[Bounding box annotations]
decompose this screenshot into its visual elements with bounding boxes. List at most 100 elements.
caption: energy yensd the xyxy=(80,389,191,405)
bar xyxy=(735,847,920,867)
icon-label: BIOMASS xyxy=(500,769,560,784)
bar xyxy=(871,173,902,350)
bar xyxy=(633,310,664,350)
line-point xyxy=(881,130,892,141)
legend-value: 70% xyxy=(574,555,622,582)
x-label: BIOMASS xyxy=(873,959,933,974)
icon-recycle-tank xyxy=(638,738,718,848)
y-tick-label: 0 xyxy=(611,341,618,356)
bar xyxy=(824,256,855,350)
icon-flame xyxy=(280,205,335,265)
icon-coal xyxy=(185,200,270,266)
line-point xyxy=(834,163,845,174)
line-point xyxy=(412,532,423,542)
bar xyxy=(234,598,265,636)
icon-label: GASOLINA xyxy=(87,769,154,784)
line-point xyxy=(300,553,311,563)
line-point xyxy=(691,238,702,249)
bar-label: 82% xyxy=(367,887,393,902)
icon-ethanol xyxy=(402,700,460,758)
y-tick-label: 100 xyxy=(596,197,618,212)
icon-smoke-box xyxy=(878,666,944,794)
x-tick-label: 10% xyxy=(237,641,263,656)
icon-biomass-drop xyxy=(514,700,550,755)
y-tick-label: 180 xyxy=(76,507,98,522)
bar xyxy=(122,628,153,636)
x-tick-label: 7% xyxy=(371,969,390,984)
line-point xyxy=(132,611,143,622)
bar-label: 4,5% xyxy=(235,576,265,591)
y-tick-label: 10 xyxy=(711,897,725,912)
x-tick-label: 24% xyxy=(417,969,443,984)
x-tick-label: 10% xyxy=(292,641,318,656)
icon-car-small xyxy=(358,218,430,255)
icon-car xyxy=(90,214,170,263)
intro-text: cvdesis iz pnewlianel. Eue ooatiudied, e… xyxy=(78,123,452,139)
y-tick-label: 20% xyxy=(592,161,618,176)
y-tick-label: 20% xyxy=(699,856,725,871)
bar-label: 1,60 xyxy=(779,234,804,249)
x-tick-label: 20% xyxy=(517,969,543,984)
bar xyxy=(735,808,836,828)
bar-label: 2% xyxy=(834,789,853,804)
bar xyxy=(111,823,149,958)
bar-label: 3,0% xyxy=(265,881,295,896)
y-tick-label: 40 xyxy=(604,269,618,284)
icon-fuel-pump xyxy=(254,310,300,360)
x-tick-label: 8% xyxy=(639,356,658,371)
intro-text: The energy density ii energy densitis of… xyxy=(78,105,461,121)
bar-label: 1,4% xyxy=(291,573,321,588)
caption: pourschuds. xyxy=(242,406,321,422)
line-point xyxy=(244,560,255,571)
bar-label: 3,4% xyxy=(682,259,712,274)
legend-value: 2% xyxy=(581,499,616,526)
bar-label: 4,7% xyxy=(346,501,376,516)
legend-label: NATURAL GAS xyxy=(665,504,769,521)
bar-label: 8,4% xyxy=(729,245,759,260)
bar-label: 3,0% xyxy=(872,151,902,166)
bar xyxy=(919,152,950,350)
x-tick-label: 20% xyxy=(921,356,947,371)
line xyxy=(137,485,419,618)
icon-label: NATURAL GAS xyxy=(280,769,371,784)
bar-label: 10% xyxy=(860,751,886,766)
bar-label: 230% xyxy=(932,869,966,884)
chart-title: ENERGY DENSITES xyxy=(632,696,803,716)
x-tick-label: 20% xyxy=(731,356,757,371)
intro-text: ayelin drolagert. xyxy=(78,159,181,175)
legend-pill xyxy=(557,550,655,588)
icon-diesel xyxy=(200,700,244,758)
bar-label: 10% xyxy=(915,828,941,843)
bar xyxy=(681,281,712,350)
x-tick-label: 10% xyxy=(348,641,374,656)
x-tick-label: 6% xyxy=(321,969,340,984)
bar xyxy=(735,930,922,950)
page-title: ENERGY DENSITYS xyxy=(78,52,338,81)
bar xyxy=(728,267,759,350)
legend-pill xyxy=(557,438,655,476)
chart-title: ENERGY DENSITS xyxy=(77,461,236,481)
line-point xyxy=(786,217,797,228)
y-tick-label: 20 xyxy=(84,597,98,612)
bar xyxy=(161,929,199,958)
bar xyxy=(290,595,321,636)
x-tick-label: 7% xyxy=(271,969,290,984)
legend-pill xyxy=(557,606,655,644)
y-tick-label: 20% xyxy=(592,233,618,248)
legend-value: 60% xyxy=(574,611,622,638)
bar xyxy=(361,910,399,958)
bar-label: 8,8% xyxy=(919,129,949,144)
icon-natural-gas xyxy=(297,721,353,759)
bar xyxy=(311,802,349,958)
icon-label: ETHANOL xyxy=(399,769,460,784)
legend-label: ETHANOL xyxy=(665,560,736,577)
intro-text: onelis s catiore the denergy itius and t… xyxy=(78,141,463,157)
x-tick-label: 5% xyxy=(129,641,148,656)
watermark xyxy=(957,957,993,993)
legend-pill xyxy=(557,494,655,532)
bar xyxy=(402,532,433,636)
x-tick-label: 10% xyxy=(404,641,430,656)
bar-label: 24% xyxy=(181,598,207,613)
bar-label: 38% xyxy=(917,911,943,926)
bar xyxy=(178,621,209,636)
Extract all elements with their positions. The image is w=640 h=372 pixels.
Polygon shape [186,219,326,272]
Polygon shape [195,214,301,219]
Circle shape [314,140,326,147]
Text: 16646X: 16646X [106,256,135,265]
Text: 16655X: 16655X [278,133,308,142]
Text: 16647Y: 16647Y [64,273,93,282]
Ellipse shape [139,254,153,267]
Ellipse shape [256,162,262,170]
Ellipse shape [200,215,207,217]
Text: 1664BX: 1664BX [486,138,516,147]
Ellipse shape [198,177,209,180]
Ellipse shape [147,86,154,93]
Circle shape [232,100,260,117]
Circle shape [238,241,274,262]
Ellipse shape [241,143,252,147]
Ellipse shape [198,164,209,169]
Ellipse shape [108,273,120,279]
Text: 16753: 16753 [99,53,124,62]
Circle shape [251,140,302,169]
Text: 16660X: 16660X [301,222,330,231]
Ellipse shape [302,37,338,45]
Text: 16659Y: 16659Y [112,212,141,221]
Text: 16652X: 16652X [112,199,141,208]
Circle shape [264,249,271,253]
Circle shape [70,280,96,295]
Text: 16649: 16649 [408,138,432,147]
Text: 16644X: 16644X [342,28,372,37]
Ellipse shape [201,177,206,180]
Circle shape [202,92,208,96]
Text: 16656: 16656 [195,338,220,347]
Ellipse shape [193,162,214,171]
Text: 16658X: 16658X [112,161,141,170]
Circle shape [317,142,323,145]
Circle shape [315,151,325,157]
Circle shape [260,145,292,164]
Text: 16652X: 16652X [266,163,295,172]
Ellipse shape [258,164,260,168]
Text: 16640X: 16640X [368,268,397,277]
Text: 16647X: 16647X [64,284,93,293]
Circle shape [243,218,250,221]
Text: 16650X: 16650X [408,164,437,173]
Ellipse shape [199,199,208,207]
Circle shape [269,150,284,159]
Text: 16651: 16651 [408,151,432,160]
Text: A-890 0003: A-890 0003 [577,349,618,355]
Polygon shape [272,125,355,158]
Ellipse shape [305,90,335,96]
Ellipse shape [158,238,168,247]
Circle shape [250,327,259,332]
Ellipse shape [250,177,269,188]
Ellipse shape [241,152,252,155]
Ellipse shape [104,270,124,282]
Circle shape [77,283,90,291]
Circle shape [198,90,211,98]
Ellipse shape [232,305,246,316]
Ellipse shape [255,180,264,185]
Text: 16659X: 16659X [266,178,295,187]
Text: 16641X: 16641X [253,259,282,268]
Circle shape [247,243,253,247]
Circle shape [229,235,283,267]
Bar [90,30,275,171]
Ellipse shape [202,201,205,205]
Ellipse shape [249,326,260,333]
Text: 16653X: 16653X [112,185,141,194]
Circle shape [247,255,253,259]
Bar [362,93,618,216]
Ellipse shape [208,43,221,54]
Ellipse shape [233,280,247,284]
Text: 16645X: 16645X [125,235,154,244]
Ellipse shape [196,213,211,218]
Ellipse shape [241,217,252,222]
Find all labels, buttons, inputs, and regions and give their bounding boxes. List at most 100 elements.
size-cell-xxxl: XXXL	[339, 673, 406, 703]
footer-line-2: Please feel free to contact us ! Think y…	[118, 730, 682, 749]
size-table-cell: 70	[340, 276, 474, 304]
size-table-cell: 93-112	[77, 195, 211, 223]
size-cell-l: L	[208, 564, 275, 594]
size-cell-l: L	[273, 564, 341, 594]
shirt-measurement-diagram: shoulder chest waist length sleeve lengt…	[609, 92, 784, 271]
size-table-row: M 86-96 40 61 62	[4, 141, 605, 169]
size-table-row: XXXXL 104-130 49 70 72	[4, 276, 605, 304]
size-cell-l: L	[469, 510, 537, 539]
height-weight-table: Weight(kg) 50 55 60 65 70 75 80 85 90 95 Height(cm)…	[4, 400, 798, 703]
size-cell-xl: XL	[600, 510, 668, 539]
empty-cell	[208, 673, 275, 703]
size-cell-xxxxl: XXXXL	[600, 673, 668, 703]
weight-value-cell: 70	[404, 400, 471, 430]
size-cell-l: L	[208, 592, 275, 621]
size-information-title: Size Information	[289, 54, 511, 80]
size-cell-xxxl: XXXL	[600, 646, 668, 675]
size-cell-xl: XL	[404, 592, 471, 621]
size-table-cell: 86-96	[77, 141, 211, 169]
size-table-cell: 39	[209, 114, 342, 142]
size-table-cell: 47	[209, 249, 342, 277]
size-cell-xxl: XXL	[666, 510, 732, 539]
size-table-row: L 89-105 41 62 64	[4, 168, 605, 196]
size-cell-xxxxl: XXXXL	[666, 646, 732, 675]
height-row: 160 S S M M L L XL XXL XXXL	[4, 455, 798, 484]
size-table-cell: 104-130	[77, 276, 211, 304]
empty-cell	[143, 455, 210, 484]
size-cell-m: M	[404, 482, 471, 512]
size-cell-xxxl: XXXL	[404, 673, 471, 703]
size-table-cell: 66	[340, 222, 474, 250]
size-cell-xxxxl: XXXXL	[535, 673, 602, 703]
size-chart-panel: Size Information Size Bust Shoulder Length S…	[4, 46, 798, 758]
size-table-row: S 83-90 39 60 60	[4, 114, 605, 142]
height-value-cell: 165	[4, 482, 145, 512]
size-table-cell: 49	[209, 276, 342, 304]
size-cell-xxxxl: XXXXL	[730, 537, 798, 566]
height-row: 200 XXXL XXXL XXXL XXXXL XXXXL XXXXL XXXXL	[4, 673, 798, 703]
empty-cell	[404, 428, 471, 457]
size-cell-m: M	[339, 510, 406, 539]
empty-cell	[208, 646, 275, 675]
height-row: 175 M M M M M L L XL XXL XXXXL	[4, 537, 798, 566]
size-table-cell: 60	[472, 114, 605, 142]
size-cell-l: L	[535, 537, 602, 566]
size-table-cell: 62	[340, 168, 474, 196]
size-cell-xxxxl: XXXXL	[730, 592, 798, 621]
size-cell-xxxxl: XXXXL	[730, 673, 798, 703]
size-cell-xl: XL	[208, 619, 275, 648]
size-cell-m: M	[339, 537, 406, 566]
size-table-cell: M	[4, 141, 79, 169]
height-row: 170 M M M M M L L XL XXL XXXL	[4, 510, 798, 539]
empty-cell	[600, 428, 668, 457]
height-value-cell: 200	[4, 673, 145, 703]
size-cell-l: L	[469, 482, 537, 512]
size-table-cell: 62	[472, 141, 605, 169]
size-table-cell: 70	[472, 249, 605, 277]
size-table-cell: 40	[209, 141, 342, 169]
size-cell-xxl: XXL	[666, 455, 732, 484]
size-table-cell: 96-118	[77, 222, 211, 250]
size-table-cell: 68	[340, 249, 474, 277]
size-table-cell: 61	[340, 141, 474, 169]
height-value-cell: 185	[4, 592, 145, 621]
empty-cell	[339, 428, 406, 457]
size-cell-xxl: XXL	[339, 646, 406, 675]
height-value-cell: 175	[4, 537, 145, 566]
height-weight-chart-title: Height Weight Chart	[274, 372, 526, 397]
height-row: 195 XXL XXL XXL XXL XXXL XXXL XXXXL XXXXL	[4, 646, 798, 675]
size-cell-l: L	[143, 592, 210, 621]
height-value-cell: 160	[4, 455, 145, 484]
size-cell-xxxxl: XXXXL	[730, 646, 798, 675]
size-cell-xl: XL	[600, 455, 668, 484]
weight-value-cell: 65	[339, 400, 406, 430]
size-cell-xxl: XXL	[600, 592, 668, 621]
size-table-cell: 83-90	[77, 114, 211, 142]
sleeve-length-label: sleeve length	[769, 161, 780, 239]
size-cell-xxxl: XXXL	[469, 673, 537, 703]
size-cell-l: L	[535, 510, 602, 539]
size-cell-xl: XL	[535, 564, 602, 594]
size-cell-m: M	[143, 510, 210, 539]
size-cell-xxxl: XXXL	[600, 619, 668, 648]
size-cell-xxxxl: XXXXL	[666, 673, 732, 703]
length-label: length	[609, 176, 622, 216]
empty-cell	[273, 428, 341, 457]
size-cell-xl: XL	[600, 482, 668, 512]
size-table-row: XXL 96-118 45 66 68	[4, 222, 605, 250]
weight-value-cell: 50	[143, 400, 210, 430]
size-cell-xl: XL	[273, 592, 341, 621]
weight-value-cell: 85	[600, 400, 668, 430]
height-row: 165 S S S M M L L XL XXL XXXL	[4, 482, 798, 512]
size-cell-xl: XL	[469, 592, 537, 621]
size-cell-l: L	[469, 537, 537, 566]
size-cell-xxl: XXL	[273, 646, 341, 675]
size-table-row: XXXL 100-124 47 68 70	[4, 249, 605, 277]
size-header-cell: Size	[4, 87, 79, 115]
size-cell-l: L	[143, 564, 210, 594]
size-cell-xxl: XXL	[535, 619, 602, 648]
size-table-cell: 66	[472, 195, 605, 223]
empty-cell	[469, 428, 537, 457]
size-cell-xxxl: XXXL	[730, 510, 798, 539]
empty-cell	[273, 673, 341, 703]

Goal of the exercise:
Please copy the records from their first line through the line containing "icon-recycle-tank xyxy=(638,738,718,848)", substituting "BIOMASA" for "BIOMASS" and leaving everything else unchanged.

Answer to the exercise:
decompose this screenshot into its visual elements with bounding boxes. List at most 100 elements.
caption: energy yensd the xyxy=(80,389,191,405)
bar xyxy=(735,847,920,867)
icon-label: BIOMASA xyxy=(500,769,560,784)
bar xyxy=(871,173,902,350)
bar xyxy=(633,310,664,350)
line-point xyxy=(881,130,892,141)
legend-value: 70% xyxy=(574,555,622,582)
x-label: BIOMASA xyxy=(873,959,933,974)
icon-recycle-tank xyxy=(638,738,718,848)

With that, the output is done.